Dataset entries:
+ + + + +

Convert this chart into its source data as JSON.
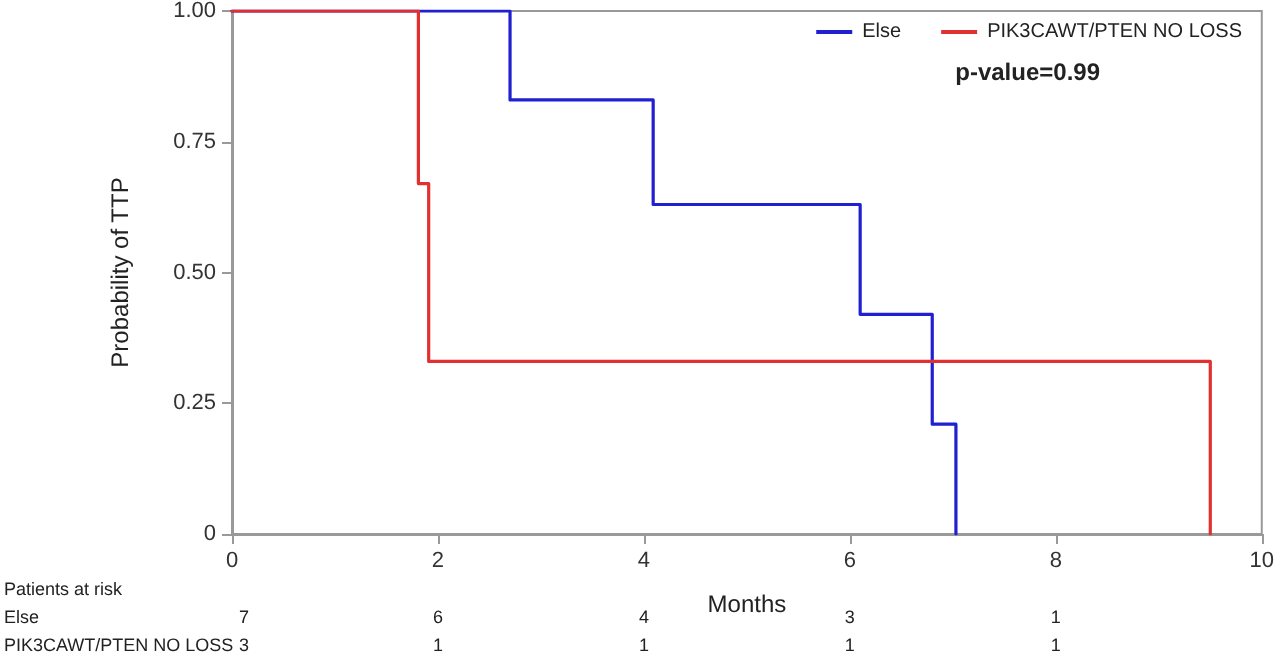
{
  "chart_data": {
    "type": "step",
    "xlabel": "Months",
    "ylabel": "Probability of TTP",
    "series": [
      {
        "name": "Else",
        "color": "#2020d0",
        "x": [
          0,
          2.7,
          4.09,
          6.1,
          6.8,
          7.03
        ],
        "values": [
          1,
          0.83,
          0.63,
          0.42,
          0.21,
          0
        ]
      },
      {
        "name": "PIK3CAWT/PTEN NO LOSS",
        "color": "#e03030",
        "x": [
          0,
          1.81,
          1.91,
          9.5
        ],
        "values": [
          1,
          0.67,
          0.33,
          0
        ]
      }
    ],
    "xlim": [
      0,
      10
    ],
    "xticks": [
      0,
      2,
      4,
      6,
      8,
      10
    ],
    "ylim": [
      0,
      1
    ],
    "yticks": [
      0,
      0.25,
      {
        "value": 0.5,
        "label": "0.50"
      },
      {
        "value": 0.75,
        "label": "0.75"
      },
      {
        "value": 1,
        "label": "1.00"
      }
    ],
    "annotations": [
      "p-value=0.99",
      "Patients at risk",
      "Else",
      "7",
      "6",
      "4",
      "3",
      "1",
      "PIK3CAWT/PTEN NO LOSS",
      "3",
      "1",
      "1",
      "1",
      "1"
    ],
    "grid": false,
    "legend": "top right",
    "marker": "none",
    "line_style": "solid"
  }
}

+ + + + +

▶ YOUR ASSIGNMENT
Leave the images aside and transcribe all entries exactly.

▶ REPLY
Convert this chart into its source data as JSON.
{
  "chart_data": {
    "type": "step",
    "xlabel": "Months",
    "ylabel": "Probability of TTP",
    "series": [
      {
        "name": "Else",
        "color": "#2020d0",
        "x": [
          0,
          2.7,
          4.09,
          6.1,
          6.8,
          7.03
        ],
        "values": [
          1,
          0.83,
          0.63,
          0.42,
          0.21,
          0
        ]
      },
      {
        "name": "PIK3CAWT/PTEN NO LOSS",
        "color": "#e03030",
        "x": [
          0,
          1.81,
          1.91,
          9.5
        ],
        "values": [
          1,
          0.67,
          0.33,
          0
        ]
      }
    ],
    "xlim": [
      0,
      10
    ],
    "xticks": [
      0,
      2,
      4,
      6,
      8,
      10
    ],
    "ylim": [
      0,
      1
    ],
    "yticks": [
      0,
      0.25,
      {
        "value": 0.5,
        "label": "0.50"
      },
      {
        "value": 0.75,
        "label": "0.75"
      },
      {
        "value": 1,
        "label": "1.00"
      }
    ],
    "annotations": [
      "p-value=0.99",
      "Patients at risk",
      "Else",
      "7",
      "6",
      "4",
      "3",
      "1",
      "PIK3CAWT/PTEN NO LOSS",
      "3",
      "1",
      "1",
      "1",
      "1"
    ],
    "grid": false,
    "legend": "top right",
    "marker": "none",
    "line_style": "solid"
  }
}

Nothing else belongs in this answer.